-- START DATA PROVIDED --
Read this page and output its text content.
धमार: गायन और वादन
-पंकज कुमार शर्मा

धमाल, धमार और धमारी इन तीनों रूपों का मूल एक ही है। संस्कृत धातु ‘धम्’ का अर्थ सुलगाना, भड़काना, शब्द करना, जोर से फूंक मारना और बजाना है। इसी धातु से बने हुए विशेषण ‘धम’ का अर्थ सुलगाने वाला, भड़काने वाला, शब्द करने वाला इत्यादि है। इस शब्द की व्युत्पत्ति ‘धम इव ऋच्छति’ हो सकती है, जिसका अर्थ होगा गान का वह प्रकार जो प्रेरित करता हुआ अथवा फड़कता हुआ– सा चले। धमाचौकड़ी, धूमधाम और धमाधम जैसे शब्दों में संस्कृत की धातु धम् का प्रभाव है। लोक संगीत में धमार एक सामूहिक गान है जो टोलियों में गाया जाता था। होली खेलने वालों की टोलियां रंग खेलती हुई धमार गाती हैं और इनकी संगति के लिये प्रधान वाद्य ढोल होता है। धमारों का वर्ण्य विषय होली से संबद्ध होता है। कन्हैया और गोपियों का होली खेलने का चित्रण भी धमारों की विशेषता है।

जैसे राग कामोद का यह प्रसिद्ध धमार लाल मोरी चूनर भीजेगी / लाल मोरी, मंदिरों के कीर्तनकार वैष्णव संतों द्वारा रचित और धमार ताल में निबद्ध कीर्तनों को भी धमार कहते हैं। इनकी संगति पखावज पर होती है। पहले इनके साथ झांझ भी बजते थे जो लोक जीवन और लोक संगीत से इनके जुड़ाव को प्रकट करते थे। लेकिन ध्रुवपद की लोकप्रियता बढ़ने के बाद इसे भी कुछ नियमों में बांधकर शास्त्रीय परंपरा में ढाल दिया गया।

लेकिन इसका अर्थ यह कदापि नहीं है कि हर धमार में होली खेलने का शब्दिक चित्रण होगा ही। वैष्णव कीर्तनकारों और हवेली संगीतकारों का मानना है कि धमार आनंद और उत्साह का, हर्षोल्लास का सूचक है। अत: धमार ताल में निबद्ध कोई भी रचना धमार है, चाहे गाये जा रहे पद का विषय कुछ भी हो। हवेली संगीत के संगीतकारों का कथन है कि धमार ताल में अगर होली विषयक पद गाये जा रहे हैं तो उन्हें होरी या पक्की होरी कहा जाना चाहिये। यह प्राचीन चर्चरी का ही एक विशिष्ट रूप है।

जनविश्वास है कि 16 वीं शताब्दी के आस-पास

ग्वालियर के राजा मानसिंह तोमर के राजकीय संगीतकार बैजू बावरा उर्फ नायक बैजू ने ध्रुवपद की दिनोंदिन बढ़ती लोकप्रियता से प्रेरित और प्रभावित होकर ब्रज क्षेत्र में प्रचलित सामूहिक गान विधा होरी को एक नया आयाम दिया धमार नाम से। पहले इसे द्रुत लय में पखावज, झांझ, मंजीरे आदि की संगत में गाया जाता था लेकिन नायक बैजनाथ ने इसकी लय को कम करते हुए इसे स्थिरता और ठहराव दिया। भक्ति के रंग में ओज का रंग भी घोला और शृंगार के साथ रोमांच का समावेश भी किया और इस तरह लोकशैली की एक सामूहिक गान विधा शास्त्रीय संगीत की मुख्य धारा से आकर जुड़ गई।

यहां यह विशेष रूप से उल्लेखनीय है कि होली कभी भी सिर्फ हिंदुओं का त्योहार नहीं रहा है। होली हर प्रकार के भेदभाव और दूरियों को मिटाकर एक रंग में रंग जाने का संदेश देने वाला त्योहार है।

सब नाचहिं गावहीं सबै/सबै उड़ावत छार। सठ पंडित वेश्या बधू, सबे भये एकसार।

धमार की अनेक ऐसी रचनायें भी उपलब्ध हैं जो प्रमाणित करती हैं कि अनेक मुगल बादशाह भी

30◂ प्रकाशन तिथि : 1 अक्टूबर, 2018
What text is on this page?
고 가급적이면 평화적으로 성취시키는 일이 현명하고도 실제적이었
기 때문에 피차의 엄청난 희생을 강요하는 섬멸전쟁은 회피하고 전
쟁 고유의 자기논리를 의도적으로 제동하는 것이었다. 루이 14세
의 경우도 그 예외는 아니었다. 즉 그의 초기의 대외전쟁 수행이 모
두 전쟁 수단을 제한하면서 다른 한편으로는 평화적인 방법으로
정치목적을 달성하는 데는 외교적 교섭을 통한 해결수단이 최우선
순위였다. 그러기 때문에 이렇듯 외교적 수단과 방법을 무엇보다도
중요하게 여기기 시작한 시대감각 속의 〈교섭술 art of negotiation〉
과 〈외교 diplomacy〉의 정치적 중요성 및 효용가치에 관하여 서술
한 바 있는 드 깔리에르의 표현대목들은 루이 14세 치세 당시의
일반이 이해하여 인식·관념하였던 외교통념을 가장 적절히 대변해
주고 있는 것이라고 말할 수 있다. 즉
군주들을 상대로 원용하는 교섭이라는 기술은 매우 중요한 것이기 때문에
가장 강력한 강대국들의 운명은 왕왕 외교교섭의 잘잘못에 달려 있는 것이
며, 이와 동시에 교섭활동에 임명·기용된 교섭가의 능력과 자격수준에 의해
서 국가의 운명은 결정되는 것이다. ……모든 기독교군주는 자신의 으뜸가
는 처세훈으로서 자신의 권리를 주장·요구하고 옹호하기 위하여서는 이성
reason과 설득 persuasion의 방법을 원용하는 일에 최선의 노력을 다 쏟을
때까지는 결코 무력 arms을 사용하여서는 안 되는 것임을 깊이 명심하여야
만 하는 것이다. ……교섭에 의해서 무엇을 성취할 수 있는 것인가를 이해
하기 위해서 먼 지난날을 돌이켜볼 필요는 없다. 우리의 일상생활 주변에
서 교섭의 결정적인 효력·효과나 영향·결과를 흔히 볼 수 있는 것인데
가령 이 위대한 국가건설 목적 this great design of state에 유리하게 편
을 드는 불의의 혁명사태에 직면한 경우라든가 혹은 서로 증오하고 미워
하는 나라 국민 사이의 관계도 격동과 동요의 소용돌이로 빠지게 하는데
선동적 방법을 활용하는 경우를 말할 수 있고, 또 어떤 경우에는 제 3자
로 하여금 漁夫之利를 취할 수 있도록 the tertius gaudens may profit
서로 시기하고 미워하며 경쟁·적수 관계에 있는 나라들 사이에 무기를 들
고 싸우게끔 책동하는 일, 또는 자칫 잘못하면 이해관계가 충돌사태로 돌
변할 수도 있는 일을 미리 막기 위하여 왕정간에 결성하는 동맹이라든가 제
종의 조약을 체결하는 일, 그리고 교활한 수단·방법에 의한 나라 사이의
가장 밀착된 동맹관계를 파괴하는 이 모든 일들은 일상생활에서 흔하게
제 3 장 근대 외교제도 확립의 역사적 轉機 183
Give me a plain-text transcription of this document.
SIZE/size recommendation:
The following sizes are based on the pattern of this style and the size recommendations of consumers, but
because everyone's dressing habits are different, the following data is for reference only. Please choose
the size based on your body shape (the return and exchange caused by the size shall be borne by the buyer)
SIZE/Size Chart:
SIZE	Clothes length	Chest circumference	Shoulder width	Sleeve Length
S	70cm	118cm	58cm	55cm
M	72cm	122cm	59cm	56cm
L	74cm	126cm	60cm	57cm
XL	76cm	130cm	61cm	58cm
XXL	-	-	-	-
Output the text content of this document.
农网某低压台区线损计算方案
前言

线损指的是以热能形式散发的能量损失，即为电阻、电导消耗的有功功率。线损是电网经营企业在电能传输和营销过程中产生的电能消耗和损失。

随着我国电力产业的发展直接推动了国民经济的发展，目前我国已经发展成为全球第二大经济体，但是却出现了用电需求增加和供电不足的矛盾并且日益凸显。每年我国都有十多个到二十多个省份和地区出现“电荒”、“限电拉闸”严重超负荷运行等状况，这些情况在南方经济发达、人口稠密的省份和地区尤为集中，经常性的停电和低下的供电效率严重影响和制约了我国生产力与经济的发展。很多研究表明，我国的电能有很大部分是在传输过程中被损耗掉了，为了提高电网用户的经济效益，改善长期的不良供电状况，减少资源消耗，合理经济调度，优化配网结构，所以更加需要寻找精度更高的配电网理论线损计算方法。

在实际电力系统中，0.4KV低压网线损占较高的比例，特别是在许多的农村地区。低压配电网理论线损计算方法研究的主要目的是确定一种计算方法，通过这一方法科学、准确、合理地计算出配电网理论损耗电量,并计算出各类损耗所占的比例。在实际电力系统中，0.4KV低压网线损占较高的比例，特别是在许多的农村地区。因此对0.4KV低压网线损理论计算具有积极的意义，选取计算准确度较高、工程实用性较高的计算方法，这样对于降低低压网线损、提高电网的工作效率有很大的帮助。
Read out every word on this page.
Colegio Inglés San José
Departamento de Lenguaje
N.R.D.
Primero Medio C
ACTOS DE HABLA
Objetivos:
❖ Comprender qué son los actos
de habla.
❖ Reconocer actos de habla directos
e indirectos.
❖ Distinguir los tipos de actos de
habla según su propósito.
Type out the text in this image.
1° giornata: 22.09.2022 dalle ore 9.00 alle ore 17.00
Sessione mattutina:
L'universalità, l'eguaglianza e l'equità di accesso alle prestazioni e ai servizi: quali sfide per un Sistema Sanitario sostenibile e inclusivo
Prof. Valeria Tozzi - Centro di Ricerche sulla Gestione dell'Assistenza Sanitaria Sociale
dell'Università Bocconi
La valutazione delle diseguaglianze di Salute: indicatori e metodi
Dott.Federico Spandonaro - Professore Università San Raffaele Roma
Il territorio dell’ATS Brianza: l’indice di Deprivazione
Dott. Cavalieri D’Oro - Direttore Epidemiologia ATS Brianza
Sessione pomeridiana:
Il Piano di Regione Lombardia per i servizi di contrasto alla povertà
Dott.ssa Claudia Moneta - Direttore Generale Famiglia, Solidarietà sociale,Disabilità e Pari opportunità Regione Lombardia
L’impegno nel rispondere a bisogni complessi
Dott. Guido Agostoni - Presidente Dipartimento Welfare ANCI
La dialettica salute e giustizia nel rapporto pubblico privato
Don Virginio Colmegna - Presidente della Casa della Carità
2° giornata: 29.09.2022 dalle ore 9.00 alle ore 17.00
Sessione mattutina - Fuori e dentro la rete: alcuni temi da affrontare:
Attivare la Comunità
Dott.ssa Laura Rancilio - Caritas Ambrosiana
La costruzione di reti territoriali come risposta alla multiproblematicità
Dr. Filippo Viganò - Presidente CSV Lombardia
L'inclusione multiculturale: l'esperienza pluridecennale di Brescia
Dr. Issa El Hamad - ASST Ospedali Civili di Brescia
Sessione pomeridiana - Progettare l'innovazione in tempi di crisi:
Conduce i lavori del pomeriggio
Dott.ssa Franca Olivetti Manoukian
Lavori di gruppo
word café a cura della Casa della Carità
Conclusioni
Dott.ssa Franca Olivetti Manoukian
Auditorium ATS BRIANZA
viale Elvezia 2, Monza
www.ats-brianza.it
-- END DATA PROVIDED --
■ **TASK GOAL**
Search the listing for the string "della". Copy each line where it turns up.

■ **REPLY TO THE TASK**
Don Virginio Colmegna - Presidente della Casa della Carità
word café a cura della Casa della Carità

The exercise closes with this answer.